***** PROVIDED TEXT
The social conservative Federal Democratic Union collected signatures to force a referendum. Subsequently, the Swiss people voted 58% in favor of the bill on 5 June 2005. The law came into effect on 1 January 2007. Switzerland was the first nation to pass a same-sex union law by referendum. At the end of August 2008, the Federal Supreme Court ruled that long-term same-sex partners were entitled to the same vested pension benefits as long-term opposite-sex partners. A shared residence is not required.

The ability to enter into a registered partnership was closed off on 1 July 2022. No further partnerships are granted in Switzerland, and couples may retain their status as registered partners or convert their union into a recognized marriage.
**********
***** SUPPLIED RECORDS
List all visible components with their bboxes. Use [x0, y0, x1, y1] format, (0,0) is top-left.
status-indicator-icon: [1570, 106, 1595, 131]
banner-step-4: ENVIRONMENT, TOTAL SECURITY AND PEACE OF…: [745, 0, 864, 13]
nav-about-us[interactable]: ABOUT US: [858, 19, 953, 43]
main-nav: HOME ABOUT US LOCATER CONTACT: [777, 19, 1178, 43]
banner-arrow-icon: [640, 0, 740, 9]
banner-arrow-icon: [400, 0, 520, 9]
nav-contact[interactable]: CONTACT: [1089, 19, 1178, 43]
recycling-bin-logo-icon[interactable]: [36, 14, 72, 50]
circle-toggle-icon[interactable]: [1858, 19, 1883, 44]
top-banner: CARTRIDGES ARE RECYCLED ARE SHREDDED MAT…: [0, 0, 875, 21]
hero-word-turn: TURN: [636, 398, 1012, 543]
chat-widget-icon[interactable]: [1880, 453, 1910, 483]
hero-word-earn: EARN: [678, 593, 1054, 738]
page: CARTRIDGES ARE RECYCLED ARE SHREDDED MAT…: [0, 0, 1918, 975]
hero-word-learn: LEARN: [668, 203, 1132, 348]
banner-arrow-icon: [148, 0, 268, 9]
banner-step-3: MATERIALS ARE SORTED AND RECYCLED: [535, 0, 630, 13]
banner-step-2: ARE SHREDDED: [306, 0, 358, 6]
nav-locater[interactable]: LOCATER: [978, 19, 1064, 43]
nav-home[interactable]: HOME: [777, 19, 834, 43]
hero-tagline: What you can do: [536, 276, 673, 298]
**********
> _INSTRUCTIONS TO FOLLOW_
Rewrite the part of the text about Swiss same-sex partnerships from "The social conservative" to "is not required.", substituting "highest court" for "Federal Supreme Court". Rely only on the text about Swiss same-sex partnerships.

> _RESPONSE FOR THIS EXERCISE_
The social conservative Federal Democratic Union collected signatures to force a referendum. Subsequently, the Swiss people voted 58% in favor of the bill on 5 June 2005. The law came into effect on 1 January 2007. Switzerland was the first nation to pass a same-sex union law by referendum. At the end of August 2008, the highest court ruled that long-term same-sex partners were entitled to the same vested pension benefits as long-term opposite-sex partners. A shared residence is not required.